### The request
Go through the entries below and collect each line with the string "para" in it.

### Provided data

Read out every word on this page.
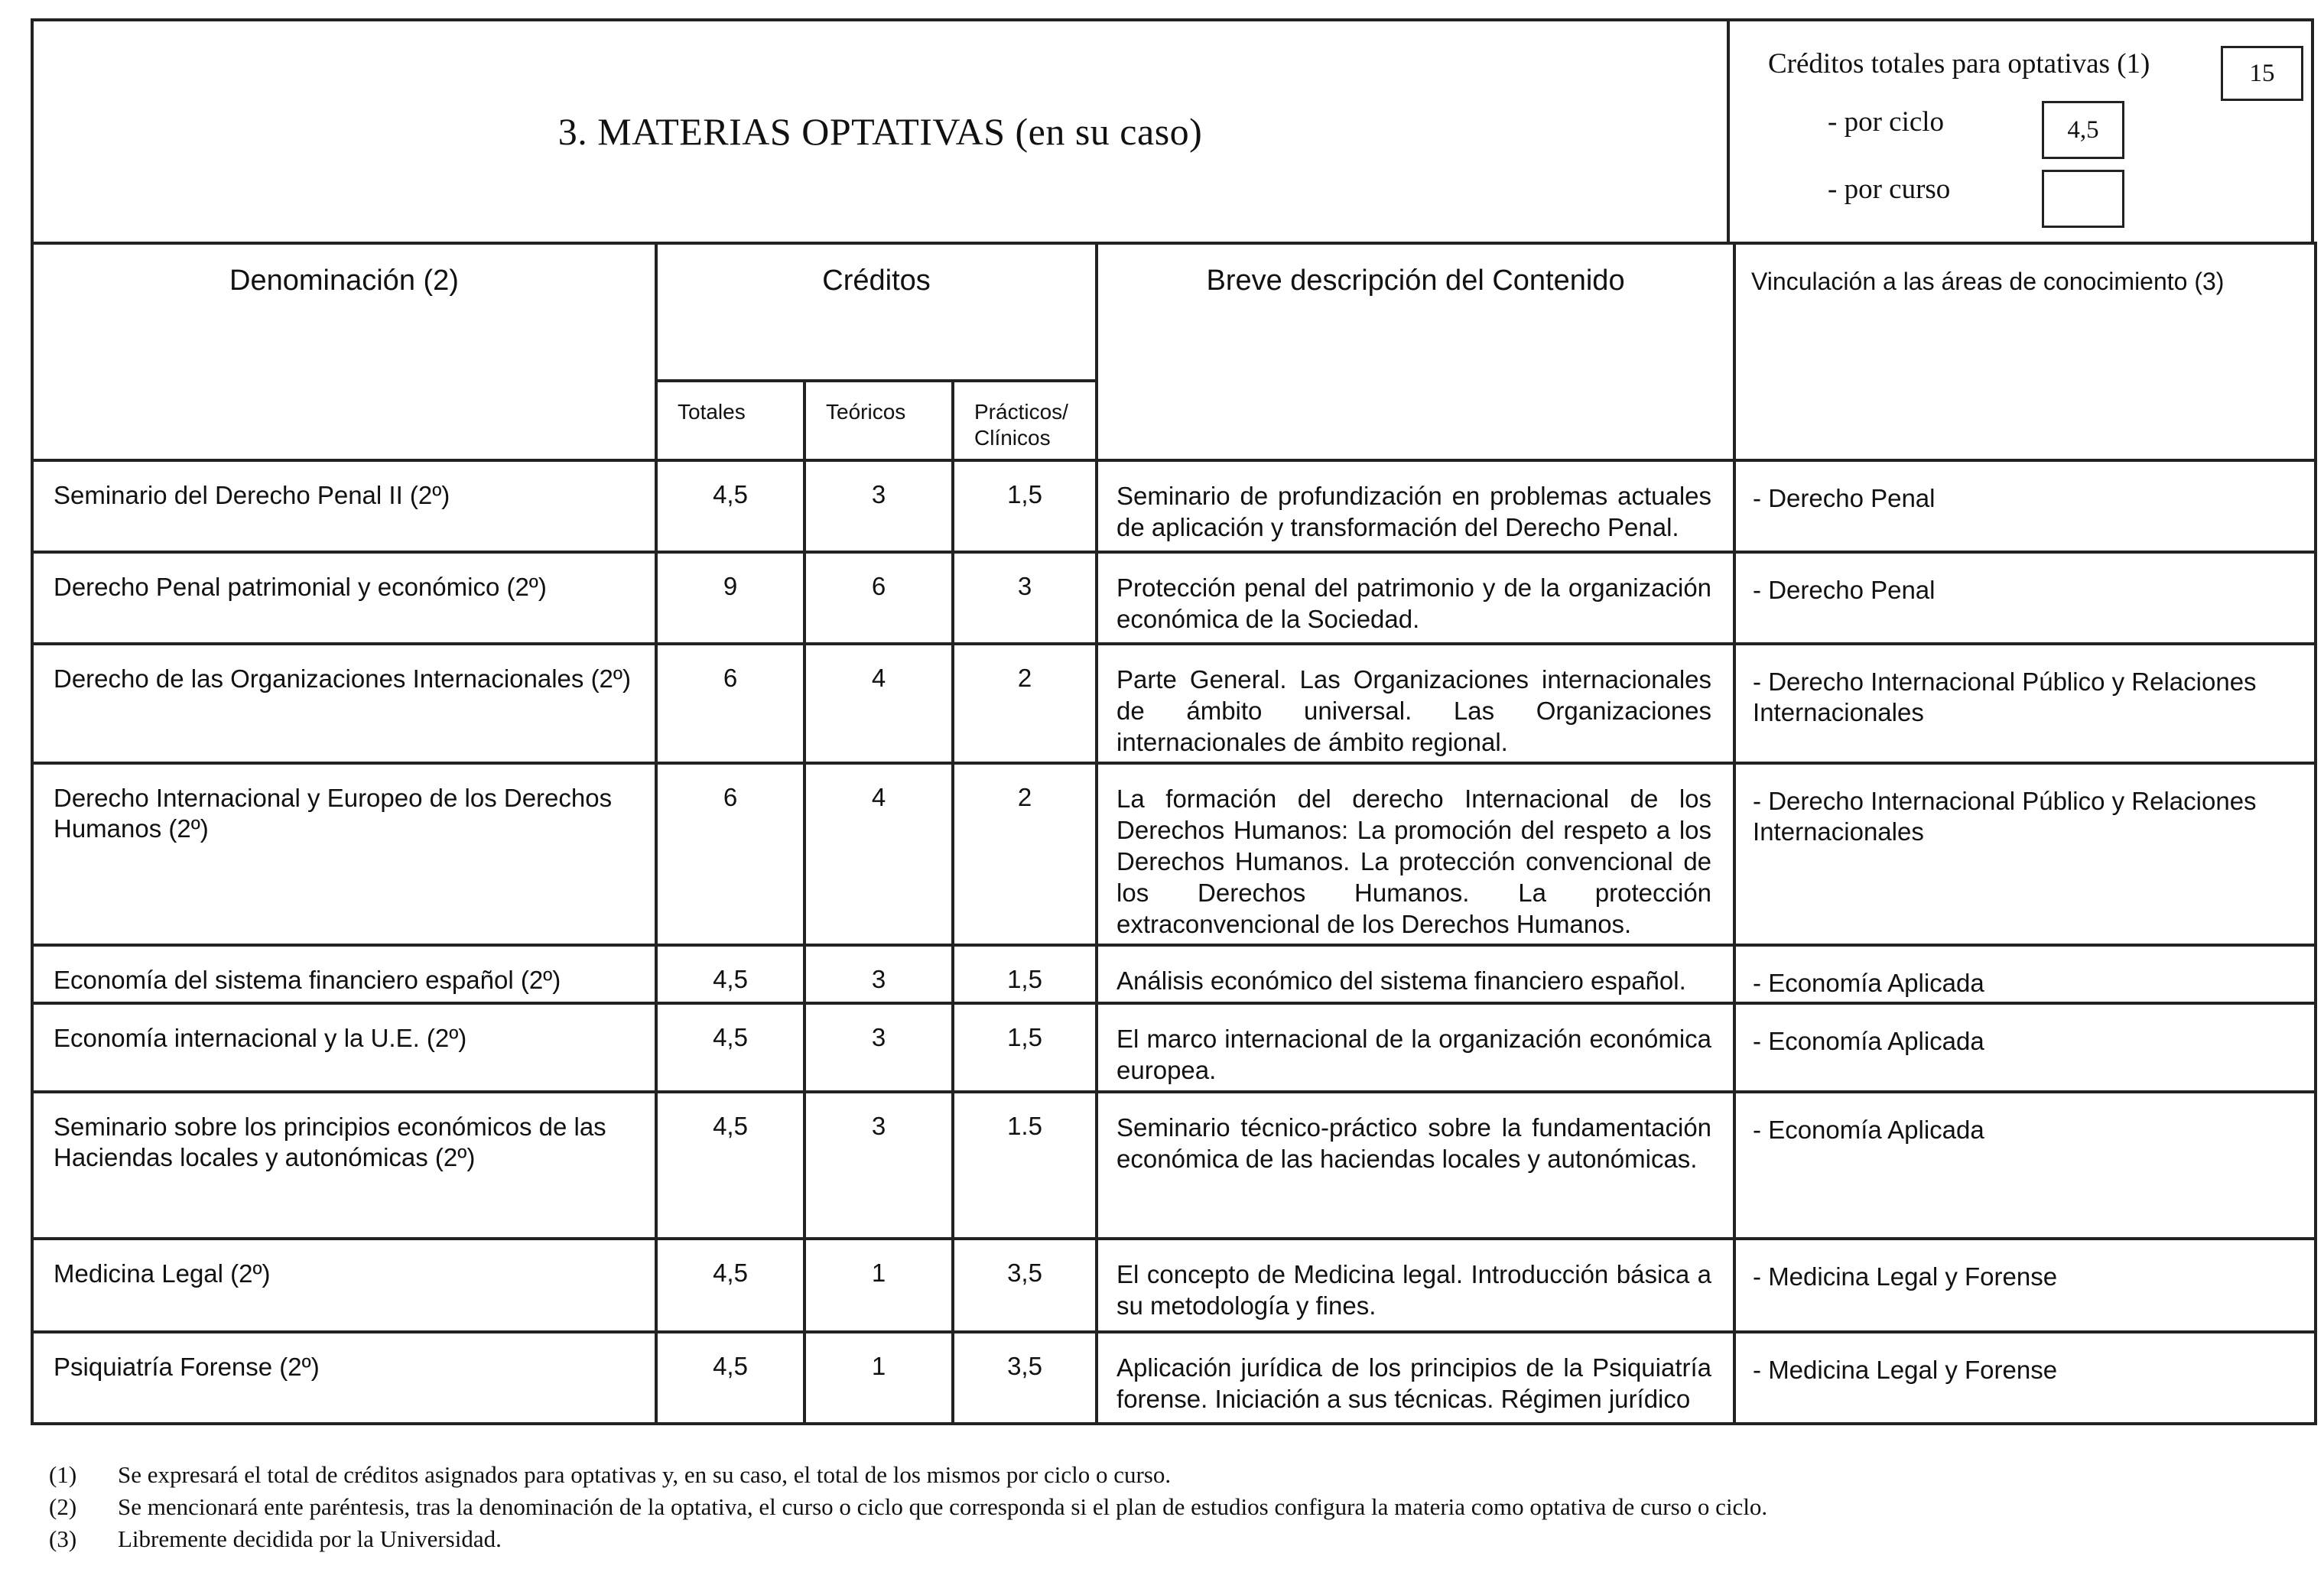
3. MATERIAS OPTATIVAS (en su caso)
Créditos totales para optativas (1)	15
- por ciclo	4,5
- por curso
Denominación (2)	Créditos			Breve descripción del Contenido	Vinculación a las áreas de conocimiento (3)
	Totales	Teóricos	Prácticos/ Clínicos		
Seminario del Derecho Penal II (2º)	4,5	3	1,5	Seminario de profundización en problemas actuales de aplicación y transformación del Derecho Penal.	- Derecho Penal
Derecho Penal patrimonial y económico (2º)	9	6	3	Protección penal del patrimonio y de la organización económica de la Sociedad.	- Derecho Penal
Derecho de las Organizaciones Internacionales (2º)	6	4	2	Parte General. Las Organizaciones internacionales de ámbito universal. Las Organizaciones internacionales de ámbito regional.	- Derecho Internacional Público y Relaciones Internacionales
Derecho Internacional y Europeo de los Derechos Humanos (2º)	6	4	2	La formación del derecho Internacional de los Derechos Humanos: La promoción del respeto a los Derechos Humanos. La protección convencional de los Derechos Humanos. La protección extraconvencional de los Derechos Humanos.	- Derecho Internacional Público y Relaciones Internacionales
Economía del sistema financiero español (2º)	4,5	3	1,5	Análisis económico del sistema financiero español.	- Economía Aplicada
Economía internacional y la U.E. (2º)	4,5	3	1,5	El marco internacional de la organización económica europea.	- Economía Aplicada
Seminario sobre los principios económicos de las Haciendas locales y autonómicas (2º)	4,5	3	1.5	Seminario técnico-práctico sobre la fundamentación económica de las haciendas locales y autonómicas.	- Economía Aplicada
Medicina Legal (2º)	4,5	1	3,5	El concepto de Medicina legal. Introducción básica a su metodología y fines.	- Medicina Legal y Forense
Psiquiatría Forense (2º)	4,5	1	3,5	Aplicación jurídica de los principios de la Psiquiatría forense. Iniciación a sus técnicas. Régimen jurídico	- Medicina Legal y Forense
(1)	Se expresará el total de créditos asignados para optativas y, en su caso, el total de los mismos por ciclo o curso.
(2)	Se mencionará ente paréntesis, tras la denominación de la optativa, el curso o ciclo que corresponda si el plan de estudios configura la materia como optativa de curso o ciclo.
(3)	Libremente decidida por la Universidad.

### Written solution
Créditos totales para optativas (1)	15
(1)	Se expresará el total de créditos asignados para optativas y, en su caso, el total de los mismos por ciclo o curso.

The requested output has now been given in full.